(Job): Check every line of the entries for "credit", and copy the lines that hold it.

(Extracted records):
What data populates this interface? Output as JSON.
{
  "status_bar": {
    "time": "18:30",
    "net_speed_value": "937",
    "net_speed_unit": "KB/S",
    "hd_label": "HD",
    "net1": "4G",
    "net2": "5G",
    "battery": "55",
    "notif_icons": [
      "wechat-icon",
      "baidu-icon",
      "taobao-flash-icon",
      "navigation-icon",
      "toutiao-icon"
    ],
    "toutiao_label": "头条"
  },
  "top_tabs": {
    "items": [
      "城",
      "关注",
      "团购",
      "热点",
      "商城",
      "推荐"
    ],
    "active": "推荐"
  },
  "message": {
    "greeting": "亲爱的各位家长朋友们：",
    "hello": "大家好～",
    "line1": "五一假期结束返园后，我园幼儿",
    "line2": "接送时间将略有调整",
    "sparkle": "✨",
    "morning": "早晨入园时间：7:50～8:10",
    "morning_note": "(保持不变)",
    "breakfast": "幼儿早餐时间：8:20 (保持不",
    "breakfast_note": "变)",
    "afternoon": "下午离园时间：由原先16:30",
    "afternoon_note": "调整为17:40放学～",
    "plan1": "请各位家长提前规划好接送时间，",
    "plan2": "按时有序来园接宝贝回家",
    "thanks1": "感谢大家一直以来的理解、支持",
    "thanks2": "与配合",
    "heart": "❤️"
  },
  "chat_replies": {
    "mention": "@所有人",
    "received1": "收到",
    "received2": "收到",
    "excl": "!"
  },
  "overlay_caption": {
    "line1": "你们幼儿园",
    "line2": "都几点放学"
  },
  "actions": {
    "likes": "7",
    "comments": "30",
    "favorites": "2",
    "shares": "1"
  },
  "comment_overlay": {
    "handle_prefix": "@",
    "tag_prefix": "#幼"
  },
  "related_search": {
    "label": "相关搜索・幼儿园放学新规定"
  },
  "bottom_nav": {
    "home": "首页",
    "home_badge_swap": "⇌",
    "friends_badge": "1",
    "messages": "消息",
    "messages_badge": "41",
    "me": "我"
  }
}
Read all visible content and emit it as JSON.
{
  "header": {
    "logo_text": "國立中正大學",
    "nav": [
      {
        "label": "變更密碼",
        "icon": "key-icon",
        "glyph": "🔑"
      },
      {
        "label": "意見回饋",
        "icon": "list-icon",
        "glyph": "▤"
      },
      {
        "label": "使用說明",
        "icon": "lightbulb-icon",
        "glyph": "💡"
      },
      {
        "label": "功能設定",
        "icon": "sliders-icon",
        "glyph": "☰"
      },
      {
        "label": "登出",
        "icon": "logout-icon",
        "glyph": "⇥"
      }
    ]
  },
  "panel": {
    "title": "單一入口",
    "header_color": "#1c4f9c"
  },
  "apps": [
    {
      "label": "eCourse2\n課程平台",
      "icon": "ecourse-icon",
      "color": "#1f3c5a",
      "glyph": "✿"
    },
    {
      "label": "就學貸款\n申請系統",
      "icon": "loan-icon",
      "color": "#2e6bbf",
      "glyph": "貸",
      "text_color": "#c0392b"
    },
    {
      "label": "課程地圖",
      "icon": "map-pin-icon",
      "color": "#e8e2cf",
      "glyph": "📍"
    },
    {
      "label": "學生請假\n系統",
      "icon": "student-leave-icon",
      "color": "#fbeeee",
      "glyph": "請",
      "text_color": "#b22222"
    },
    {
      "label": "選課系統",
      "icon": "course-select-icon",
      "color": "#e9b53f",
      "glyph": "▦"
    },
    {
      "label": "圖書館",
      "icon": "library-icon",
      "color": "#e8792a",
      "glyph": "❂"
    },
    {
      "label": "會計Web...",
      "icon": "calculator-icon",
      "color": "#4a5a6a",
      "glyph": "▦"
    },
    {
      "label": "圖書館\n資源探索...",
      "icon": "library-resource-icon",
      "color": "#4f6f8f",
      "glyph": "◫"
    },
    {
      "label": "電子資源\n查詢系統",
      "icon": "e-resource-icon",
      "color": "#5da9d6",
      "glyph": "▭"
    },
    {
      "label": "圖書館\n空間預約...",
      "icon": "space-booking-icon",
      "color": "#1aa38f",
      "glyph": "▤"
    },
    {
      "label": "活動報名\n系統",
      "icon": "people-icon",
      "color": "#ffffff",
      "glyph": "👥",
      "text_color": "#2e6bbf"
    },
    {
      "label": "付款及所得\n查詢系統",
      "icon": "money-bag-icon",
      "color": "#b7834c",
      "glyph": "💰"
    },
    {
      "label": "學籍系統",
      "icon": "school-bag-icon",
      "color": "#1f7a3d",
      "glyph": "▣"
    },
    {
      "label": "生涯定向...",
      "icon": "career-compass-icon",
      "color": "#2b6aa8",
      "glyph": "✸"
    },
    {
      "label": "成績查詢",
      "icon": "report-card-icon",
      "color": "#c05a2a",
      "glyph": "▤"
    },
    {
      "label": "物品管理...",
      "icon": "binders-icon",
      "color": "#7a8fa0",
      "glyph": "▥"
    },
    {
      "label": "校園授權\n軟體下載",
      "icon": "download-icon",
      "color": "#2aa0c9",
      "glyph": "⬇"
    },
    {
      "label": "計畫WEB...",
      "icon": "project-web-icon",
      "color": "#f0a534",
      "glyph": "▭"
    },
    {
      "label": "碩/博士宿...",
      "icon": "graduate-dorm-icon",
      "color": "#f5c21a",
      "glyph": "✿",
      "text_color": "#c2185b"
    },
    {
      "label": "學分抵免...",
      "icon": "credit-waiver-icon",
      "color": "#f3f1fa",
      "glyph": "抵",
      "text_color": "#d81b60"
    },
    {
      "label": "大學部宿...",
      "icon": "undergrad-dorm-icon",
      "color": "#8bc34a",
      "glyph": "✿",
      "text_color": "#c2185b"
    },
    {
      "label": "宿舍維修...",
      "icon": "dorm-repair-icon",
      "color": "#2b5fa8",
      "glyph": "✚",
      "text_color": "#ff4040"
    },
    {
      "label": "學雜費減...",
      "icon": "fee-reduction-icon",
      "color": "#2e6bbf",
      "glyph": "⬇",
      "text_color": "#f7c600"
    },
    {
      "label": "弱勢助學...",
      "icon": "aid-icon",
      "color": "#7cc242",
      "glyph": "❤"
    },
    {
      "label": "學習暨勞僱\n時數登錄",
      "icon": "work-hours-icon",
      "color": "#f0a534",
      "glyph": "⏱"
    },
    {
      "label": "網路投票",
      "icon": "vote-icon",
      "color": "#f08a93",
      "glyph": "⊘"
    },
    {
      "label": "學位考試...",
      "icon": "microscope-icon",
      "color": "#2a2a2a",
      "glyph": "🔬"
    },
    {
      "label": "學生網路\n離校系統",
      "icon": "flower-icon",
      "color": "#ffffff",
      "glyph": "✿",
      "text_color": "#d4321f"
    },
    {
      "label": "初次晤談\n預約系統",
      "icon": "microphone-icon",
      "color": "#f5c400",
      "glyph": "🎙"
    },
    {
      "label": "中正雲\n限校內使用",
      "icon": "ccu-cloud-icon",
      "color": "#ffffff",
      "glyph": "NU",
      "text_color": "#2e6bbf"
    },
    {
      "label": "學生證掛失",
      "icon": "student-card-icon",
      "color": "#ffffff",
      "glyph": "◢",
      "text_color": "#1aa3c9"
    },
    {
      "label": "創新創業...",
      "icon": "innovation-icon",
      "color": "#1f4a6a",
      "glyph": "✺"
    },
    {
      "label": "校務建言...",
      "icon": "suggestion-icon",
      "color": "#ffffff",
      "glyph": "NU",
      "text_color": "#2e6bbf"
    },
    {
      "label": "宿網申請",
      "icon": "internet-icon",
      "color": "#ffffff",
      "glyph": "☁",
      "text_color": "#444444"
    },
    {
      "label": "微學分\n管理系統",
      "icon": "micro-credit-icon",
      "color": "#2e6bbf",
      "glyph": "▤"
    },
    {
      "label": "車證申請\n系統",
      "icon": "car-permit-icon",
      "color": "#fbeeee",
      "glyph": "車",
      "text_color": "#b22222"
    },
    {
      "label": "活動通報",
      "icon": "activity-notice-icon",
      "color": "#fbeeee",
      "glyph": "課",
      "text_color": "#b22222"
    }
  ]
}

(Solution below):
      "icon": "credit-waiver-icon",
      "icon": "micro-credit-icon",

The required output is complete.